**Problem statement**
Read the records and write them out again exactly.

* begin Raw data *

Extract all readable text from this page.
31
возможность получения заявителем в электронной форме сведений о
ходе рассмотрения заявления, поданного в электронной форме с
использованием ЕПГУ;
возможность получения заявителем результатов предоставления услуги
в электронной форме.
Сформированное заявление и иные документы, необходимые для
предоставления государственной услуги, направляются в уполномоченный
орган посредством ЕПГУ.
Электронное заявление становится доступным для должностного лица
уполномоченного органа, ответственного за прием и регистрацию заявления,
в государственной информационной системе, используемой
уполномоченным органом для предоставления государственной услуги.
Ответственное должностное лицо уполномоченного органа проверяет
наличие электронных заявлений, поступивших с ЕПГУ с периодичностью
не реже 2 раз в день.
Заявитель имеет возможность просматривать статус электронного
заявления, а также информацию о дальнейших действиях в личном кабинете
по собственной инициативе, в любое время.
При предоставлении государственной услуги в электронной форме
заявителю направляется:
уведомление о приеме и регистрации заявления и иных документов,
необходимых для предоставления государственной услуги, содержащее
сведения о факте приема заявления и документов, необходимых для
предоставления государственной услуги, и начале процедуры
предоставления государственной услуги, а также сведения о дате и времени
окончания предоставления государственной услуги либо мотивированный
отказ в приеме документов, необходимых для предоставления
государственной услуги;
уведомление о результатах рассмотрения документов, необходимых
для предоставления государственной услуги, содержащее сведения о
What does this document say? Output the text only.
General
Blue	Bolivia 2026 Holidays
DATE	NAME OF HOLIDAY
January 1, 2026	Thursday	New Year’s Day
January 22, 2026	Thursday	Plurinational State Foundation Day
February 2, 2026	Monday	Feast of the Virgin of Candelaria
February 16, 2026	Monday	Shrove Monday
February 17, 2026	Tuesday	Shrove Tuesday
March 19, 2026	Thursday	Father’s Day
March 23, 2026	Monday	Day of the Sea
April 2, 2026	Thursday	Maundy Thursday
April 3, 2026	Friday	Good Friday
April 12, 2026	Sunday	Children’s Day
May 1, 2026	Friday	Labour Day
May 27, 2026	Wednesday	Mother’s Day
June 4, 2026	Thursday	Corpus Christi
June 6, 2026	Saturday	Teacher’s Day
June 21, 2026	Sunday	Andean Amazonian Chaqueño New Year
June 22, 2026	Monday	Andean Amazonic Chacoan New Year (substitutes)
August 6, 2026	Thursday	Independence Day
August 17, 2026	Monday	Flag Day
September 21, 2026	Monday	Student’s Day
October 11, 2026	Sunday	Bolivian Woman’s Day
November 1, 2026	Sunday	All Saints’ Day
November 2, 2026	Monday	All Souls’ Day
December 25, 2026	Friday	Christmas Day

* end Raw data *

**Solution to the problem**
Extract all readable text from this page.
31
возможность получения заявителем в электронной форме сведений о
ходе рассмотрения заявления, поданного в электронной форме с
использованием ЕПГУ;
возможность получения заявителем результатов предоставления услуги
в электронной форме.
Сформированное заявление и иные документы, необходимые для
предоставления государственной услуги, направляются в уполномоченный
орган посредством ЕПГУ.
Электронное заявление становится доступным для должностного лица
уполномоченного органа, ответственного за прием и регистрацию заявления,
в государственной информационной системе, используемой
уполномоченным органом для предоставления государственной услуги.
Ответственное должностное лицо уполномоченного органа проверяет
наличие электронных заявлений, поступивших с ЕПГУ с периодичностью
не реже 2 раз в день.
Заявитель имеет возможность просматривать статус электронного
заявления, а также информацию о дальнейших действиях в личном кабинете
по собственной инициативе, в любое время.
При предоставлении государственной услуги в электронной форме
заявителю направляется:
уведомление о приеме и регистрации заявления и иных документов,
необходимых для предоставления государственной услуги, содержащее
сведения о факте приема заявления и документов, необходимых для
предоставления государственной услуги, и начале процедуры
предоставления государственной услуги, а также сведения о дате и времени
окончания предоставления государственной услуги либо мотивированный
отказ в приеме документов, необходимых для предоставления
государственной услуги;
уведомление о результатах рассмотрения документов, необходимых
для предоставления государственной услуги, содержащее сведения о
What does this document say? Output the text only.
General
Blue	Bolivia 2026 Holidays
DATE	NAME OF HOLIDAY
January 1, 2026	Thursday	New Year’s Day
January 22, 2026	Thursday	Plurinational State Foundation Day
February 2, 2026	Monday	Feast of the Virgin of Candelaria
February 16, 2026	Monday	Shrove Monday
February 17, 2026	Tuesday	Shrove Tuesday
March 19, 2026	Thursday	Father’s Day
March 23, 2026	Monday	Day of the Sea
April 2, 2026	Thursday	Maundy Thursday
April 3, 2026	Friday	Good Friday
April 12, 2026	Sunday	Children’s Day
May 1, 2026	Friday	Labour Day
May 27, 2026	Wednesday	Mother’s Day
June 4, 2026	Thursday	Corpus Christi
June 6, 2026	Saturday	Teacher’s Day
June 21, 2026	Sunday	Andean Amazonian Chaqueño New Year
June 22, 2026	Monday	Andean Amazonic Chacoan New Year (substitutes)
August 6, 2026	Thursday	Independence Day
August 17, 2026	Monday	Flag Day
September 21, 2026	Monday	Student’s Day
October 11, 2026	Sunday	Bolivian Woman’s Day
November 1, 2026	Sunday	All Saints’ Day
November 2, 2026	Monday	All Souls’ Day
December 25, 2026	Friday	Christmas Day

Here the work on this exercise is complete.